• _YOUR TASK_:
Convert every row below into a JSON list of strings, one string per line, leaving out blank lines and any pictures.

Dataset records
********************

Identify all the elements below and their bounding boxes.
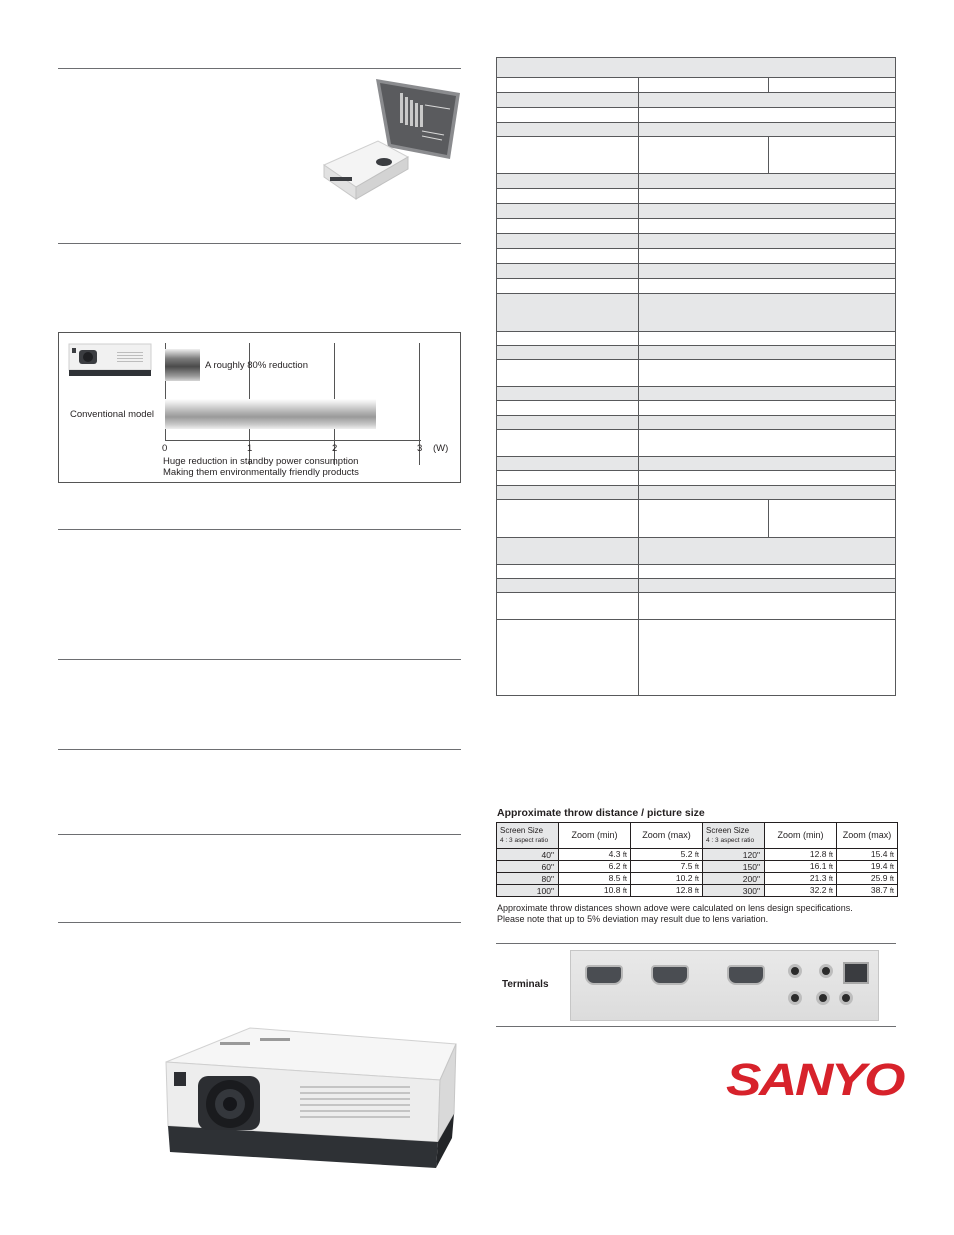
spec-row	[497, 279, 896, 294]
spec-row	[497, 346, 896, 360]
spec-row	[497, 204, 896, 219]
sanyo-logo: SANYO	[726, 1054, 904, 1105]
throw-table-title: Approximate throw distance / picture size	[497, 807, 705, 819]
section-divider	[58, 749, 461, 750]
tick-label-3: 3	[417, 443, 423, 454]
table-row: 100" 10.8 ft 12.8 ft 300" 32.2 ft 38.7 ft	[497, 885, 898, 897]
spec-row	[497, 387, 896, 401]
spec-row	[497, 457, 896, 471]
bar-reduced-model	[165, 349, 200, 381]
header-zoom-min: Zoom (min)	[559, 823, 631, 849]
throw-table-header	[497, 823, 898, 849]
spec-row	[497, 137, 896, 174]
tick-label-2: 2	[332, 443, 338, 454]
x-axis-line	[165, 440, 421, 441]
spec-row	[497, 620, 896, 696]
header-screen-size: Screen Size 4 : 3 aspect ratio	[703, 823, 765, 849]
table-row: 80" 8.5 ft 10.2 ft 200" 21.3 ft 25.9 ft	[497, 873, 898, 885]
section-divider	[58, 659, 461, 660]
header-zoom-max: Zoom (max)	[837, 823, 898, 849]
spec-row	[497, 593, 896, 620]
table-row: 40" 4.3 ft 5.2 ft 120" 12.8 ft 15.4 ft	[497, 849, 898, 861]
projector-thumbnail-image	[67, 338, 153, 380]
spec-row	[497, 123, 896, 137]
caption-line-1: Huge reduction in standby power consumption	[163, 456, 359, 467]
spec-row	[497, 93, 896, 108]
spec-row	[497, 500, 896, 538]
audio-jack-icon	[788, 964, 802, 978]
spec-row	[497, 416, 896, 430]
projector-small-image	[322, 135, 410, 203]
spec-row	[497, 430, 896, 457]
spec-row	[497, 579, 896, 593]
header-screen-size: Screen Size 4 : 3 aspect ratio	[497, 823, 559, 849]
spec-row	[497, 264, 896, 279]
spec-row	[497, 360, 896, 387]
standby-power-chart	[58, 332, 461, 483]
header-zoom-max: Zoom (max)	[631, 823, 703, 849]
caption-line-2: Making them environmentally friendly products	[163, 467, 359, 478]
table-row: 60" 6.2 ft 7.5 ft 150" 16.1 ft 19.4 ft	[497, 861, 898, 873]
bar-conventional-model	[165, 399, 376, 429]
section-divider	[58, 243, 461, 244]
spec-row	[497, 401, 896, 416]
spec-row	[497, 565, 896, 579]
audio-jack-icon	[816, 991, 830, 1005]
spec-row	[497, 78, 896, 93]
spec-row	[497, 108, 896, 123]
spec-row	[497, 234, 896, 249]
serial-port-icon	[585, 965, 623, 985]
throw-note-line-2: Please note that up to 5% deviation may result due to lens variation.	[497, 914, 769, 924]
spec-header-row	[497, 58, 896, 78]
vga-port-1-icon	[651, 965, 689, 985]
throw-note-line-1: Approximate throw distances shown adove were calculated on lens design specifications.	[497, 903, 853, 913]
spec-row	[497, 486, 896, 500]
tick-label-1: 1	[247, 443, 253, 454]
audio-jack-icon	[819, 964, 833, 978]
lan-port-icon	[843, 962, 869, 984]
reduced-label: A roughly 80% reduction	[205, 360, 308, 371]
spec-row	[497, 249, 896, 264]
spec-row	[497, 294, 896, 332]
specification-table	[496, 57, 896, 696]
unit-label: (W)	[433, 443, 449, 454]
throw-distance-table	[496, 822, 898, 897]
spec-row	[497, 471, 896, 486]
conventional-label: Conventional model	[70, 409, 154, 420]
spec-row	[497, 189, 896, 204]
section-divider	[496, 943, 896, 944]
spec-row	[497, 219, 896, 234]
section-divider	[58, 529, 461, 530]
header-zoom-min: Zoom (min)	[765, 823, 837, 849]
audio-jack-icon	[839, 991, 853, 1005]
section-divider	[496, 1026, 896, 1027]
vga-port-2-icon	[727, 965, 765, 985]
projector-large-image	[160, 1022, 460, 1170]
terminals-label: Terminals	[502, 979, 549, 990]
spec-row	[497, 332, 896, 346]
spec-row	[497, 174, 896, 189]
terminals-panel-image	[570, 950, 879, 1021]
section-divider	[58, 68, 461, 69]
section-divider	[58, 922, 461, 923]
audio-jack-icon	[788, 991, 802, 1005]
tick-label-0: 0	[162, 443, 168, 454]
section-divider	[58, 834, 461, 835]
spec-row	[497, 538, 896, 565]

********************

• _SOLUTION TO THIS EXERCISE_:
[
  "Identify all the elements below and their bounding boxes.",
  "spec-row\t[497, 279, 896, 294]",
  "spec-row\t[497, 346, 896, 360]",
  "spec-row\t[497, 204, 896, 219]",
  "sanyo-logo: SANYO\t[726, 1054, 904, 1105]",
  "throw-table-title: Approximate throw distance / picture size\t[497, 807, 705, 819]",
  "section-divider\t[58, 749, 461, 750]",
  "tick-label-3: 3\t[417, 443, 423, 454]",
  "table-row: 100\" 10.8 ft 12.8 ft 300\" 32.2 ft 38.7 ft\t[497, 885, 898, 897]",
  "spec-row\t[497, 387, 896, 401]",
  "spec-row\t[497, 457, 896, 471]",
  "bar-reduced-model\t[165, 349, 200, 381]",
  "header-zoom-min: Zoom (min)\t[559, 823, 631, 849]",
  "throw-table-header\t[497, 823, 898, 849]",
  "spec-row\t[497, 137, 896, 174]",
  "tick-label-2: 2\t[332, 443, 338, 454]",
  "x-axis-line\t[165, 440, 421, 441]",
  "spec-row\t[497, 620, 896, 696]",
  "header-screen-size: Screen Size 4 : 3 aspect ratio\t[703, 823, 765, 849]",
  "table-row: 80\" 8.5 ft 10.2 ft 200\" 21.3 ft 25.9 ft\t[497, 873, 898, 885]",
  "section-divider\t[58, 659, 461, 660]",
  "header-zoom-max: Zoom (max)\t[837, 823, 898, 849]",
  "spec-row\t[497, 593, 896, 620]",
  "table-row: 40\" 4.3 ft 5.2 ft 120\" 12.8 ft 15.4 ft\t[497, 849, 898, 861]",
  "projector-thumbnail-image\t[67, 338, 153, 380]",
  "spec-row\t[497, 123, 896, 137]",
  "caption-line-1: Huge reduction in standby power consumption\t[163, 456, 359, 467]",
  "spec-row\t[497, 93, 896, 108]",
  "spec-row\t[497, 500, 896, 538]",
  "audio-jack-icon\t[788, 964, 802, 978]",
  "spec-row\t[497, 416, 896, 430]",
  "projector-small-image\t[322, 135, 410, 203]",
  "spec-row\t[497, 430, 896, 457]",
  "spec-row\t[497, 579, 896, 593]",
  "header-screen-size: Screen Size 4 : 3 aspect ratio\t[497, 823, 559, 849]",
  "spec-row\t[497, 264, 896, 279]",
  "spec-row\t[497, 360, 896, 387]",
  "standby-power-chart\t[58, 332, 461, 483]",
  "header-zoom-max: Zoom (max)\t[631, 823, 703, 849]",
  "caption-line-2: Making them environmentally friendly products\t[163, 467, 359, 478]",
  "table-row: 60\" 6.2 ft 7.5 ft 150\" 16.1 ft 19.4 ft\t[497, 861, 898, 873]",
  "bar-conventional-model\t[165, 399, 376, 429]",
  "section-divider\t[58, 243, 461, 244]",
  "spec-row\t[497, 401, 896, 416]",
  "spec-row\t[497, 565, 896, 579]",
  "audio-jack-icon\t[816, 991, 830, 1005]",
  "spec-row\t[497, 78, 896, 93]",
  "spec-row\t[497, 108, 896, 123]",
  "spec-row\t[497, 234, 896, 249]",
  "serial-port-icon\t[585, 965, 623, 985]",
  "throw-note-line-2: Please note that up to 5% deviation may result due to lens variation.\t[497, 914, 769, 924]",
  "spec-header-row\t[497, 58, 896, 78]",
  "vga-port-1-icon\t[651, 965, 689, 985]",
  "throw-note-line-1: Approximate throw distances shown adove were calculated on lens design specifications.\t[497, 903, 853, 913]",
  "spec-row\t[497, 486, 896, 500]",
  "tick-label-1: 1\t[247, 443, 253, 454]",
  "audio-jack-icon\t[819, 964, 833, 978]",
  "lan-port-icon\t[843, 962, 869, 984]",
  "reduced-label: A roughly 80% reduction\t[205, 360, 308, 371]",
  "spec-row\t[497, 249, 896, 264]",
  "spec-row\t[497, 294, 896, 332]",
  "specification-table\t[496, 57, 896, 696]",
  "unit-label: (W)\t[433, 443, 449, 454]",
  "throw-distance-table\t[496, 822, 898, 897]",
  "spec-row\t[497, 471, 896, 486]",
  "conventional-label: Conventional model\t[70, 409, 154, 420]",
  "spec-row\t[497, 189, 896, 204]",
  "section-divider\t[496, 943, 896, 944]",
  "spec-row\t[497, 219, 896, 234]",
  "section-divider\t[58, 529, 461, 530]",
  "header-zoom-min: Zoom (min)\t[765, 823, 837, 849]",
  "audio-jack-icon\t[839, 991, 853, 1005]",
  "section-divider\t[496, 1026, 896, 1027]",
  "vga-port-2-icon\t[727, 965, 765, 985]",
  "projector-large-image\t[160, 1022, 460, 1170]",
  "terminals-label: Terminals\t[502, 979, 549, 990]",
  "spec-row\t[497, 332, 896, 346]",
  "spec-row\t[497, 174, 896, 189]",
  "terminals-panel-image\t[570, 950, 879, 1021]",
  "section-divider\t[58, 68, 461, 69]",
  "section-divider\t[58, 922, 461, 923]",
  "audio-jack-icon\t[788, 991, 802, 1005]",
  "tick-label-0: 0\t[162, 443, 168, 454]",
  "section-divider\t[58, 834, 461, 835]",
  "spec-row\t[497, 538, 896, 565]"
]